··· LISTED RECORDS ···
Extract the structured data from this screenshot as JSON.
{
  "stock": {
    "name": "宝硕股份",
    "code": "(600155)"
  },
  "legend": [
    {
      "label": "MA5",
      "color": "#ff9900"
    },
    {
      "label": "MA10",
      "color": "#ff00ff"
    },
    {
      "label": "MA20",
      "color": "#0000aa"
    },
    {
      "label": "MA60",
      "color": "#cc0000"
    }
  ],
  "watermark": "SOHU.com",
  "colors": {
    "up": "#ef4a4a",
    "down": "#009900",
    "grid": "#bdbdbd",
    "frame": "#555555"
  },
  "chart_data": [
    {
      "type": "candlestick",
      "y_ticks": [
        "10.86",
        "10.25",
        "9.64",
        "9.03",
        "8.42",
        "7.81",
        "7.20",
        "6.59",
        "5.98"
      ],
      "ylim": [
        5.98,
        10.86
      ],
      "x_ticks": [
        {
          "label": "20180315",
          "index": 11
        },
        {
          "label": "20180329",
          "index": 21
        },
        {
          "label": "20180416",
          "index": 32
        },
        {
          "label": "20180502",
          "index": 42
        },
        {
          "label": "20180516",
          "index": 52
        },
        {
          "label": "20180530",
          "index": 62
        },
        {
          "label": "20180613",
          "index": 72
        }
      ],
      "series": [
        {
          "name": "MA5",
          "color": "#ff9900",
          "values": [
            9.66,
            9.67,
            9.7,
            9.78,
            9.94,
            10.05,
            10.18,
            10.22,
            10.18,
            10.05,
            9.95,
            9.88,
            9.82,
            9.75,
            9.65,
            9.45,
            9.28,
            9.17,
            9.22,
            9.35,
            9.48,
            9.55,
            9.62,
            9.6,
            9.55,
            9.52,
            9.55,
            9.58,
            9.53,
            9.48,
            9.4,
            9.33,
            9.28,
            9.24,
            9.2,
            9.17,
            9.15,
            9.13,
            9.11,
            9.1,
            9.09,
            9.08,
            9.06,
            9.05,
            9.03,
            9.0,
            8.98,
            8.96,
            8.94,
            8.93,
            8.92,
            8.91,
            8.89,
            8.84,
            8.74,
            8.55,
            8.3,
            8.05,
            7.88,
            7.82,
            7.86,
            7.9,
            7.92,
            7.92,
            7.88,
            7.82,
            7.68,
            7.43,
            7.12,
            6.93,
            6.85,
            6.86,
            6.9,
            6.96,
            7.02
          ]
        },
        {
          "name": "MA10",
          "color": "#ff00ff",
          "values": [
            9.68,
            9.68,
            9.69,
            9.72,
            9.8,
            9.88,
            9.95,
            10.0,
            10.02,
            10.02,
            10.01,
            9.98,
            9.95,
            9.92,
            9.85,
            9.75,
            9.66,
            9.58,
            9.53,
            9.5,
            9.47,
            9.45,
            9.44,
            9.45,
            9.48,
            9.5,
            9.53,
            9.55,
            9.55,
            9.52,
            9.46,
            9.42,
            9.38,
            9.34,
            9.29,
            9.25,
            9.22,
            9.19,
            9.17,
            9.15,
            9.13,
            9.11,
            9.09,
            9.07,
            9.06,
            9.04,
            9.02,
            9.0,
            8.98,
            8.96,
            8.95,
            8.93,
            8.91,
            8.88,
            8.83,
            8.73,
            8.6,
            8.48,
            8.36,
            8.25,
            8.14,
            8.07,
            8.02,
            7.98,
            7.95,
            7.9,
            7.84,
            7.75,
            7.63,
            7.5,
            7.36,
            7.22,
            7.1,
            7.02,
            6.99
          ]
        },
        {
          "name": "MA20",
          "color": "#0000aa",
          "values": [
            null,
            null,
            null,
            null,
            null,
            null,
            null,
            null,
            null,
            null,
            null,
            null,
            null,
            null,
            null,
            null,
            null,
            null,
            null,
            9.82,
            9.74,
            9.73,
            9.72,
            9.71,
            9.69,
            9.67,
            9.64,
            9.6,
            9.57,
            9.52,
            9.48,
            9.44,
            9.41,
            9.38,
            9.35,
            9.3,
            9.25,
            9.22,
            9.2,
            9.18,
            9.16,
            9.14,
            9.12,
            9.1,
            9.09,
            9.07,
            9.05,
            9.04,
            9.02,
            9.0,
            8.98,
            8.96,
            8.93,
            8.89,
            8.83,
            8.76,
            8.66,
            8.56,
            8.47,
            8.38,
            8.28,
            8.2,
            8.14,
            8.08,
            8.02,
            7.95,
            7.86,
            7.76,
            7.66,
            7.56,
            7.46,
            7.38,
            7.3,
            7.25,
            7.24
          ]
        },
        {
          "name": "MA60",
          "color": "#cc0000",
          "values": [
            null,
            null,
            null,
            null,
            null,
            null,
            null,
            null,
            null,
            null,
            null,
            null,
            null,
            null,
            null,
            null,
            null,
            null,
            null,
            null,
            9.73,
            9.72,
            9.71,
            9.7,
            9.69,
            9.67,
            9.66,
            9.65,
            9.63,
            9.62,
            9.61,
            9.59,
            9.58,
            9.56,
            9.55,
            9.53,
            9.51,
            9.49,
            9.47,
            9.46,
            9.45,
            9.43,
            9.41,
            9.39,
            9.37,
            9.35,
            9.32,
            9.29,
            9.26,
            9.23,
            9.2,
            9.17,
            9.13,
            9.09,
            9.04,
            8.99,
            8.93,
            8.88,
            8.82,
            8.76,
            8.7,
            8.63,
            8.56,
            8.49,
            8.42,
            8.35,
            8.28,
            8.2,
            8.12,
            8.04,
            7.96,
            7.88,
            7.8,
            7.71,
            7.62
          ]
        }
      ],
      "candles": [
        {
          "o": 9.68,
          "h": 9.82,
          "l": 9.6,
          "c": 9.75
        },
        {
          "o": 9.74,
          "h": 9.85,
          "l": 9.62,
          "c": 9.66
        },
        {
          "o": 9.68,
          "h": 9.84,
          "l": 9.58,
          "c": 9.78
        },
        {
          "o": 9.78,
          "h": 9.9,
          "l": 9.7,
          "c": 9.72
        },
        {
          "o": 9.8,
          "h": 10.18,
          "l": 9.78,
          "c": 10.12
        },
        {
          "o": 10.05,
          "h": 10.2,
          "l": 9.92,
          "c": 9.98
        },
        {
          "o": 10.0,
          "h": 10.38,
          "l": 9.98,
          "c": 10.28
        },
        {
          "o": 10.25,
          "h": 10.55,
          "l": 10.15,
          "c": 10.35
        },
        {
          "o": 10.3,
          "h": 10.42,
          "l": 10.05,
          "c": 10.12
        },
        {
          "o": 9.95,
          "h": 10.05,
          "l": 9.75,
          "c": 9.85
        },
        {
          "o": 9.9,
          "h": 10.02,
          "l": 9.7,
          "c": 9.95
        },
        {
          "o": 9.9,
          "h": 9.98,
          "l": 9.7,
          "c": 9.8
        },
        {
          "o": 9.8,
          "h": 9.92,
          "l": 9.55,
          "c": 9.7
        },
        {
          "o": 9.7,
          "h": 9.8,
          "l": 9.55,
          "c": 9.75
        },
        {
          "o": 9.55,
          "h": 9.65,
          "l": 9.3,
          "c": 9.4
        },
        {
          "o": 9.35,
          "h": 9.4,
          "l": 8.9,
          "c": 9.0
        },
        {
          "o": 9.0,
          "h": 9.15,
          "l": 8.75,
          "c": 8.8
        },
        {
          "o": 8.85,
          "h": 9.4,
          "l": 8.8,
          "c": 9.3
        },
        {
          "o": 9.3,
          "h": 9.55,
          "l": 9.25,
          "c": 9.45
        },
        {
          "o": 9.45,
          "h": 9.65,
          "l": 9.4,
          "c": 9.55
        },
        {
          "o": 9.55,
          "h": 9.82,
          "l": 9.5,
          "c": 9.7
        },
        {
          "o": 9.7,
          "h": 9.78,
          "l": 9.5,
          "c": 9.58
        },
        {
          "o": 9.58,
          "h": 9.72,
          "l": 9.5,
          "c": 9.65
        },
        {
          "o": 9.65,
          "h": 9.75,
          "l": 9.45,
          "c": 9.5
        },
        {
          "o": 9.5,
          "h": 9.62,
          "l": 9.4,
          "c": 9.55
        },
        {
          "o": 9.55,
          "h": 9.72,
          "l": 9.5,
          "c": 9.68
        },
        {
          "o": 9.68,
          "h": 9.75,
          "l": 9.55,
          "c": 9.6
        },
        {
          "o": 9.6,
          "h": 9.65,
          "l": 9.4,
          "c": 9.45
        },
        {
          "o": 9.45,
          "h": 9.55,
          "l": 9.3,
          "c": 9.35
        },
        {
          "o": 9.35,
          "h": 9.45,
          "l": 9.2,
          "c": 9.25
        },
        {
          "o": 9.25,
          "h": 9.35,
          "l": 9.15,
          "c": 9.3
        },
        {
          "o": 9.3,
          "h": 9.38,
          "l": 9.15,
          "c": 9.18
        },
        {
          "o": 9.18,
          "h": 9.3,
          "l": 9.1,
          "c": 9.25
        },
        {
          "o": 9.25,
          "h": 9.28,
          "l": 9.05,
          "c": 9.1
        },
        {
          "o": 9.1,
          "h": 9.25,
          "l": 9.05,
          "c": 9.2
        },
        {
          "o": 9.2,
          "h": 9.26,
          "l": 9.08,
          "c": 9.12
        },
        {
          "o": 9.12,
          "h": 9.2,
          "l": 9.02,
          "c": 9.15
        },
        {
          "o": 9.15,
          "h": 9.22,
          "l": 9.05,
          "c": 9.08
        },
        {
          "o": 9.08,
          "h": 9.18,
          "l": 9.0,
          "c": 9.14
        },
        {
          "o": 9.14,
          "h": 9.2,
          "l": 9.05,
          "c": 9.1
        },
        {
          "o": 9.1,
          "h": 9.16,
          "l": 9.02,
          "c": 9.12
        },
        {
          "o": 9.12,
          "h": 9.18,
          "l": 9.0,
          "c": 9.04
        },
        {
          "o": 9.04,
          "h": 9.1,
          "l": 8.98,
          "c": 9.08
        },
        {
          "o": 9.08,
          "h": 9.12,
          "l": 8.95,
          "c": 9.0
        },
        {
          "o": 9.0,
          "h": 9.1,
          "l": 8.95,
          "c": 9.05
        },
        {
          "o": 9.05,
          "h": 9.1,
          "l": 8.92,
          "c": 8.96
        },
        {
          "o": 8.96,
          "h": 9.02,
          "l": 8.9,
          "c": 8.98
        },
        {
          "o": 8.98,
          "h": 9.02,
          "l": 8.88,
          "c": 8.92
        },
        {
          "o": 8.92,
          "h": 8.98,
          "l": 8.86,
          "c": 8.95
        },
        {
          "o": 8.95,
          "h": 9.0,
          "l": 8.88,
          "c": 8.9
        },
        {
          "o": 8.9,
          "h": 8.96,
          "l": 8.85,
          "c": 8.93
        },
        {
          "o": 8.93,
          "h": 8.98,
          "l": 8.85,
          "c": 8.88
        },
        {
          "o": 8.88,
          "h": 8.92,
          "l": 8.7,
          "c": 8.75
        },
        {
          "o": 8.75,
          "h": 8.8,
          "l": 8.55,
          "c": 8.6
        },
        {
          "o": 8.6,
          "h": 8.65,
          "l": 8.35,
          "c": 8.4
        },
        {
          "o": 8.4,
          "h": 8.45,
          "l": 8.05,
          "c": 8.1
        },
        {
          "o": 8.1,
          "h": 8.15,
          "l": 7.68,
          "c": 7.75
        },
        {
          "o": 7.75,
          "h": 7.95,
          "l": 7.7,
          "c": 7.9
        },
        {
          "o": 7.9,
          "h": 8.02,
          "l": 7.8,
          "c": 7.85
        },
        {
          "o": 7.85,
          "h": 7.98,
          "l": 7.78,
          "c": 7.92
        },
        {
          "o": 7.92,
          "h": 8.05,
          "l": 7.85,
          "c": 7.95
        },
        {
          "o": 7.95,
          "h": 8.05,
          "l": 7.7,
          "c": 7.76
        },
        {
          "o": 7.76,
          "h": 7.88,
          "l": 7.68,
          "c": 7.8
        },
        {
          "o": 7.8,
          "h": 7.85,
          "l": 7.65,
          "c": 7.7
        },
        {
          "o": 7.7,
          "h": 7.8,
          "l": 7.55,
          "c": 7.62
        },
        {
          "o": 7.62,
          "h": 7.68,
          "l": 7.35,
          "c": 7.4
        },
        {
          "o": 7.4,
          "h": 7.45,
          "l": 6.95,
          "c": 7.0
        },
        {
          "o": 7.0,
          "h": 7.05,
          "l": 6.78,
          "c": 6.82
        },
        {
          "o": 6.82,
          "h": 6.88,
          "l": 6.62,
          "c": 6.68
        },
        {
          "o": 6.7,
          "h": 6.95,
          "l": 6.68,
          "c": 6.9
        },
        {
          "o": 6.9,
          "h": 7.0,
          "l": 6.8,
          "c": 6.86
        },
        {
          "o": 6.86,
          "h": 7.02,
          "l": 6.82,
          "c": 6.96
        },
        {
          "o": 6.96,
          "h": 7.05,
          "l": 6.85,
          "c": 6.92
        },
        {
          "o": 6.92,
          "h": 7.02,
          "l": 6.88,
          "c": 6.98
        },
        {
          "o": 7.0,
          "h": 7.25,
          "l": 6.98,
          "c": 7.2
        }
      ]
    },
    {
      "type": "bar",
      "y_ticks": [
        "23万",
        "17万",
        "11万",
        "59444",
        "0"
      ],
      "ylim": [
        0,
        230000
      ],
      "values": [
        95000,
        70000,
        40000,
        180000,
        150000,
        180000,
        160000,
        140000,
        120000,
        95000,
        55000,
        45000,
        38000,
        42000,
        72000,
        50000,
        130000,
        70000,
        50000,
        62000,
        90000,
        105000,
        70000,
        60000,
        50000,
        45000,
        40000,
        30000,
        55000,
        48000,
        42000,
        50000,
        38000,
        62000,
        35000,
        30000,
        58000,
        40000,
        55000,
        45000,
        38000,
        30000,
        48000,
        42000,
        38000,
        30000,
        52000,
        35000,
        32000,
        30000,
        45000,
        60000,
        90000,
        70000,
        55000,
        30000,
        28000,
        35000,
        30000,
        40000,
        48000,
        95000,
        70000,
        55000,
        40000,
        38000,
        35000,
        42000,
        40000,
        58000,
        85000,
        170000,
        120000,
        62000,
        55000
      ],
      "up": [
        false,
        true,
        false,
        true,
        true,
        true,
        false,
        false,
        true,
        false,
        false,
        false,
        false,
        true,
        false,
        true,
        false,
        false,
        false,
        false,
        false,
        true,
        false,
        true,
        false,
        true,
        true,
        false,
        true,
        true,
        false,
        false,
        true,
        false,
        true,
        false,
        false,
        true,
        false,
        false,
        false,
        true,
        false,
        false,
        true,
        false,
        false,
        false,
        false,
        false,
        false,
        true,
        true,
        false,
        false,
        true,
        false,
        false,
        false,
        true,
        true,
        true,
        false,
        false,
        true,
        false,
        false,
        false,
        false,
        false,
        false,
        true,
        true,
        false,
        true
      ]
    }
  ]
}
···
TASK GOAL => Select every line in the material above where the string "index" occurs, and copy it.

TASK SOLUTION =>
          "index": 11
          "index": 21
          "index": 32
          "index": 42
          "index": 52
          "index": 62
          "index": 72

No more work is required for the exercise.